— Start of INFORMATION SHOWN —

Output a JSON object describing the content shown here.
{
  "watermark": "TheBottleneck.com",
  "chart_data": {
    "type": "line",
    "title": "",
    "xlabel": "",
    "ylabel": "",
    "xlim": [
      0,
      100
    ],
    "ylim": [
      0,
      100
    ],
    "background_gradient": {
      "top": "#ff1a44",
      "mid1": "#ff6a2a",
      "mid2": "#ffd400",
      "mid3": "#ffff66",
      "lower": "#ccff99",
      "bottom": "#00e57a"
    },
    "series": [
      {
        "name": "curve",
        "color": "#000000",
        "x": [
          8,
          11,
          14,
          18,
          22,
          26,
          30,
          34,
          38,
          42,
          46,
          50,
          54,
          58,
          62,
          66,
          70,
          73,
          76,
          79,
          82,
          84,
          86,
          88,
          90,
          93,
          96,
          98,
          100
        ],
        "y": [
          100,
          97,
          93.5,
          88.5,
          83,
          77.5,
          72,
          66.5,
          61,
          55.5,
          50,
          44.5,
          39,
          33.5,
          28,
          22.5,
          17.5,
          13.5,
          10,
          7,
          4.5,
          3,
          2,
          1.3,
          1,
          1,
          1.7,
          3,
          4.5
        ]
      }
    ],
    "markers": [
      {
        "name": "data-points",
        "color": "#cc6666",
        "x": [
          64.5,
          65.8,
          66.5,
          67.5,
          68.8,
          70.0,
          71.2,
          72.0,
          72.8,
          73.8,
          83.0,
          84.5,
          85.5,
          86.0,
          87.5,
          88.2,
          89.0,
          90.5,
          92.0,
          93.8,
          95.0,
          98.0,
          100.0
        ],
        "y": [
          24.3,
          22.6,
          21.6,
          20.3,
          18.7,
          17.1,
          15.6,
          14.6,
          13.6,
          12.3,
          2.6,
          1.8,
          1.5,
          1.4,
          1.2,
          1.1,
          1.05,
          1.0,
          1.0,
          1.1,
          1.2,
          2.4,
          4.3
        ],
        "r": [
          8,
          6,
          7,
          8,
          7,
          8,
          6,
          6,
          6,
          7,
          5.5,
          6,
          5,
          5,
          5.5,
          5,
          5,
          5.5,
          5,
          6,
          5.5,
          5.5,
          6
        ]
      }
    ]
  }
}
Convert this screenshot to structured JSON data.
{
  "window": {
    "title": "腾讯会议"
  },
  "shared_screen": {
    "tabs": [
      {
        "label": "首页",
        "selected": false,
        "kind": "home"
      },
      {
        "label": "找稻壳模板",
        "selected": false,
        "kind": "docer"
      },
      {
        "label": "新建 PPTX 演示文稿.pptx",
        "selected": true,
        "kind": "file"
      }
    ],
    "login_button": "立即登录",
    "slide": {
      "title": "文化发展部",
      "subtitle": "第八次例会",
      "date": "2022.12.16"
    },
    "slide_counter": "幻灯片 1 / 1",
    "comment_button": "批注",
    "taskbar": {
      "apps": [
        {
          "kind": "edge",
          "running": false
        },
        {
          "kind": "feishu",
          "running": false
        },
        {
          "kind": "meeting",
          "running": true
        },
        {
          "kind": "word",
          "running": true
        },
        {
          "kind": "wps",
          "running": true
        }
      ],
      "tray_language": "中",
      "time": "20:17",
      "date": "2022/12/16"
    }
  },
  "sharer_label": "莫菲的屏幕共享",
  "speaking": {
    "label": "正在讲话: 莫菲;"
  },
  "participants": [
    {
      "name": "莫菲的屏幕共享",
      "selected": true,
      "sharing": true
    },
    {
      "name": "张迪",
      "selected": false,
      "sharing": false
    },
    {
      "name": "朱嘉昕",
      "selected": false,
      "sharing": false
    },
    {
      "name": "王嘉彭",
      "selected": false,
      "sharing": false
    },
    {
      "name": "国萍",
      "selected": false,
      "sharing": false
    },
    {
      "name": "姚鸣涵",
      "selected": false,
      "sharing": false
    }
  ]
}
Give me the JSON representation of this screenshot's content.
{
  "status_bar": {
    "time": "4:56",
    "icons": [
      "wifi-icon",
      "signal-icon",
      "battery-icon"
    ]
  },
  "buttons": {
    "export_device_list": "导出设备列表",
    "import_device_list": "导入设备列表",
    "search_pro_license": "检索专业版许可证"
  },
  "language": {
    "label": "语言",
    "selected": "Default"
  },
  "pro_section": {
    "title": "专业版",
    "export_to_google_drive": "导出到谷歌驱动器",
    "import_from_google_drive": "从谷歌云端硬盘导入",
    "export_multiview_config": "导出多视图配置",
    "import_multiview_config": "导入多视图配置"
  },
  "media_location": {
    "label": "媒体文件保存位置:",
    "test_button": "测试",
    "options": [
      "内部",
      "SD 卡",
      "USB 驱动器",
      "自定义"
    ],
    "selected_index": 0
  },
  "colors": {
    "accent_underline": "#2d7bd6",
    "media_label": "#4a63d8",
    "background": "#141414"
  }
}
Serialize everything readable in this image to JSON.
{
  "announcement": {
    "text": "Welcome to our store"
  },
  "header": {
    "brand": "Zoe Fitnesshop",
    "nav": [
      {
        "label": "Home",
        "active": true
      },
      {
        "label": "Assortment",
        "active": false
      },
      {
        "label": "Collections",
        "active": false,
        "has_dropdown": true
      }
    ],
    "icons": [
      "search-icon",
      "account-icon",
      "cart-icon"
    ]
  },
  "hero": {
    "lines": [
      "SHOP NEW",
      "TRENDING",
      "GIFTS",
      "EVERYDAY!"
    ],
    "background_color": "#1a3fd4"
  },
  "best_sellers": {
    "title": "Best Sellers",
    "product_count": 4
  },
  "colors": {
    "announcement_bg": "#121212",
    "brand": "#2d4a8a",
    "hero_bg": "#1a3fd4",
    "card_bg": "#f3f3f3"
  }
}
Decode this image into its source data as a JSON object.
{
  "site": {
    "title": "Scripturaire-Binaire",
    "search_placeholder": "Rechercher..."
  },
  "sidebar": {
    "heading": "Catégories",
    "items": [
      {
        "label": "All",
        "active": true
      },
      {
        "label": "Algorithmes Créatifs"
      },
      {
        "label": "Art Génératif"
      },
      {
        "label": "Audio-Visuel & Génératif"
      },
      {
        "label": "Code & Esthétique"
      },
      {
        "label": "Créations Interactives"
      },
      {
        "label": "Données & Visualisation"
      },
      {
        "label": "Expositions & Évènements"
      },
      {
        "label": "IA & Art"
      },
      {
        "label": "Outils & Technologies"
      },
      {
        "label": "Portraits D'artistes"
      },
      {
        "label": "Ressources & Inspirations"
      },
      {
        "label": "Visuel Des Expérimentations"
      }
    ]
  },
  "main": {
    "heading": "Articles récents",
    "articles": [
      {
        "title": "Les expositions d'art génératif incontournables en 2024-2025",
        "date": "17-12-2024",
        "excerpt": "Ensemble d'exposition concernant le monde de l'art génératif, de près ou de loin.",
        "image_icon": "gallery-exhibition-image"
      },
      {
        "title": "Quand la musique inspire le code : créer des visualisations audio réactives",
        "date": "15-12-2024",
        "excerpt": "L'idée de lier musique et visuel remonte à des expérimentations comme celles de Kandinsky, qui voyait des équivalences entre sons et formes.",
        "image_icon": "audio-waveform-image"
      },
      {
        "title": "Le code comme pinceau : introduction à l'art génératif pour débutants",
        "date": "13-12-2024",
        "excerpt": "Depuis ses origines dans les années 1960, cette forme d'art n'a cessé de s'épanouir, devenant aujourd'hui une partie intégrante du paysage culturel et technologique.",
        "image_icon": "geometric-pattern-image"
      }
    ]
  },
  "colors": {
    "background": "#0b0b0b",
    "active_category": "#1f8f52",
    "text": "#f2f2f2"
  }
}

— End of INFORMATION SHOWN —

Every entry should be printed again exactly as written.

» **SOLUTION TO THIS TASK**
Output a JSON object describing the content shown here.
{
  "watermark": "TheBottleneck.com",
  "chart_data": {
    "type": "line",
    "title": "",
    "xlabel": "",
    "ylabel": "",
    "xlim": [
      0,
      100
    ],
    "ylim": [
      0,
      100
    ],
    "background_gradient": {
      "top": "#ff1a44",
      "mid1": "#ff6a2a",
      "mid2": "#ffd400",
      "mid3": "#ffff66",
      "lower": "#ccff99",
      "bottom": "#00e57a"
    },
    "series": [
      {
        "name": "curve",
        "color": "#000000",
        "x": [
          8,
          11,
          14,
          18,
          22,
          26,
          30,
          34,
          38,
          42,
          46,
          50,
          54,
          58,
          62,
          66,
          70,
          73,
          76,
          79,
          82,
          84,
          86,
          88,
          90,
          93,
          96,
          98,
          100
        ],
        "y": [
          100,
          97,
          93.5,
          88.5,
          83,
          77.5,
          72,
          66.5,
          61,
          55.5,
          50,
          44.5,
          39,
          33.5,
          28,
          22.5,
          17.5,
          13.5,
          10,
          7,
          4.5,
          3,
          2,
          1.3,
          1,
          1,
          1.7,
          3,
          4.5
        ]
      }
    ],
    "markers": [
      {
        "name": "data-points",
        "color": "#cc6666",
        "x": [
          64.5,
          65.8,
          66.5,
          67.5,
          68.8,
          70.0,
          71.2,
          72.0,
          72.8,
          73.8,
          83.0,
          84.5,
          85.5,
          86.0,
          87.5,
          88.2,
          89.0,
          90.5,
          92.0,
          93.8,
          95.0,
          98.0,
          100.0
        ],
        "y": [
          24.3,
          22.6,
          21.6,
          20.3,
          18.7,
          17.1,
          15.6,
          14.6,
          13.6,
          12.3,
          2.6,
          1.8,
          1.5,
          1.4,
          1.2,
          1.1,
          1.05,
          1.0,
          1.0,
          1.1,
          1.2,
          2.4,
          4.3
        ],
        "r": [
          8,
          6,
          7,
          8,
          7,
          8,
          6,
          6,
          6,
          7,
          5.5,
          6,
          5,
          5,
          5.5,
          5,
          5,
          5.5,
          5,
          6,
          5.5,
          5.5,
          6
        ]
      }
    ]
  }
}
Convert this screenshot to structured JSON data.
{
  "window": {
    "title": "腾讯会议"
  },
  "shared_screen": {
    "tabs": [
      {
        "label": "首页",
        "selected": false,
        "kind": "home"
      },
      {
        "label": "找稻壳模板",
        "selected": false,
        "kind": "docer"
      },
      {
        "label": "新建 PPTX 演示文稿.pptx",
        "selected": true,
        "kind": "file"
      }
    ],
    "login_button": "立即登录",
    "slide": {
      "title": "文化发展部",
      "subtitle": "第八次例会",
      "date": "2022.12.16"
    },
    "slide_counter": "幻灯片 1 / 1",
    "comment_button": "批注",
    "taskbar": {
      "apps": [
        {
          "kind": "edge",
          "running": false
        },
        {
          "kind": "feishu",
          "running": false
        },
        {
          "kind": "meeting",
          "running": true
        },
        {
          "kind": "word",
          "running": true
        },
        {
          "kind": "wps",
          "running": true
        }
      ],
      "tray_language": "中",
      "time": "20:17",
      "date": "2022/12/16"
    }
  },
  "sharer_label": "莫菲的屏幕共享",
  "speaking": {
    "label": "正在讲话: 莫菲;"
  },
  "participants": [
    {
      "name": "莫菲的屏幕共享",
      "selected": true,
      "sharing": true
    },
    {
      "name": "张迪",
      "selected": false,
      "sharing": false
    },
    {
      "name": "朱嘉昕",
      "selected": false,
      "sharing": false
    },
    {
      "name": "王嘉彭",
      "selected": false,
      "sharing": false
    },
    {
      "name": "国萍",
      "selected": false,
      "sharing": false
    },
    {
      "name": "姚鸣涵",
      "selected": false,
      "sharing": false
    }
  ]
}
Give me the JSON representation of this screenshot's content.
{
  "status_bar": {
    "time": "4:56",
    "icons": [
      "wifi-icon",
      "signal-icon",
      "battery-icon"
    ]
  },
  "buttons": {
    "export_device_list": "导出设备列表",
    "import_device_list": "导入设备列表",
    "search_pro_license": "检索专业版许可证"
  },
  "language": {
    "label": "语言",
    "selected": "Default"
  },
  "pro_section": {
    "title": "专业版",
    "export_to_google_drive": "导出到谷歌驱动器",
    "import_from_google_drive": "从谷歌云端硬盘导入",
    "export_multiview_config": "导出多视图配置",
    "import_multiview_config": "导入多视图配置"
  },
  "media_location": {
    "label": "媒体文件保存位置:",
    "test_button": "测试",
    "options": [
      "内部",
      "SD 卡",
      "USB 驱动器",
      "自定义"
    ],
    "selected_index": 0
  },
  "colors": {
    "accent_underline": "#2d7bd6",
    "media_label": "#4a63d8",
    "background": "#141414"
  }
}
Serialize everything readable in this image to JSON.
{
  "announcement": {
    "text": "Welcome to our store"
  },
  "header": {
    "brand": "Zoe Fitnesshop",
    "nav": [
      {
        "label": "Home",
        "active": true
      },
      {
        "label": "Assortment",
        "active": false
      },
      {
        "label": "Collections",
        "active": false,
        "has_dropdown": true
      }
    ],
    "icons": [
      "search-icon",
      "account-icon",
      "cart-icon"
    ]
  },
  "hero": {
    "lines": [
      "SHOP NEW",
      "TRENDING",
      "GIFTS",
      "EVERYDAY!"
    ],
    "background_color": "#1a3fd4"
  },
  "best_sellers": {
    "title": "Best Sellers",
    "product_count": 4
  },
  "colors": {
    "announcement_bg": "#121212",
    "brand": "#2d4a8a",
    "hero_bg": "#1a3fd4",
    "card_bg": "#f3f3f3"
  }
}
Decode this image into its source data as a JSON object.
{
  "site": {
    "title": "Scripturaire-Binaire",
    "search_placeholder": "Rechercher..."
  },
  "sidebar": {
    "heading": "Catégories",
    "items": [
      {
        "label": "All",
        "active": true
      },
      {
        "label": "Algorithmes Créatifs"
      },
      {
        "label": "Art Génératif"
      },
      {
        "label": "Audio-Visuel & Génératif"
      },
      {
        "label": "Code & Esthétique"
      },
      {
        "label": "Créations Interactives"
      },
      {
        "label": "Données & Visualisation"
      },
      {
        "label": "Expositions & Évènements"
      },
      {
        "label": "IA & Art"
      },
      {
        "label": "Outils & Technologies"
      },
      {
        "label": "Portraits D'artistes"
      },
      {
        "label": "Ressources & Inspirations"
      },
      {
        "label": "Visuel Des Expérimentations"
      }
    ]
  },
  "main": {
    "heading": "Articles récents",
    "articles": [
      {
        "title": "Les expositions d'art génératif incontournables en 2024-2025",
        "date": "17-12-2024",
        "excerpt": "Ensemble d'exposition concernant le monde de l'art génératif, de près ou de loin.",
        "image_icon": "gallery-exhibition-image"
      },
      {
        "title": "Quand la musique inspire le code : créer des visualisations audio réactives",
        "date": "15-12-2024",
        "excerpt": "L'idée de lier musique et visuel remonte à des expérimentations comme celles de Kandinsky, qui voyait des équivalences entre sons et formes.",
        "image_icon": "audio-waveform-image"
      },
      {
        "title": "Le code comme pinceau : introduction à l'art génératif pour débutants",
        "date": "13-12-2024",
        "excerpt": "Depuis ses origines dans les années 1960, cette forme d'art n'a cessé de s'épanouir, devenant aujourd'hui une partie intégrante du paysage culturel et technologique.",
        "image_icon": "geometric-pattern-image"
      }
    ]
  },
  "colors": {
    "background": "#0b0b0b",
    "active_category": "#1f8f52",
    "text": "#f2f2f2"
  }
}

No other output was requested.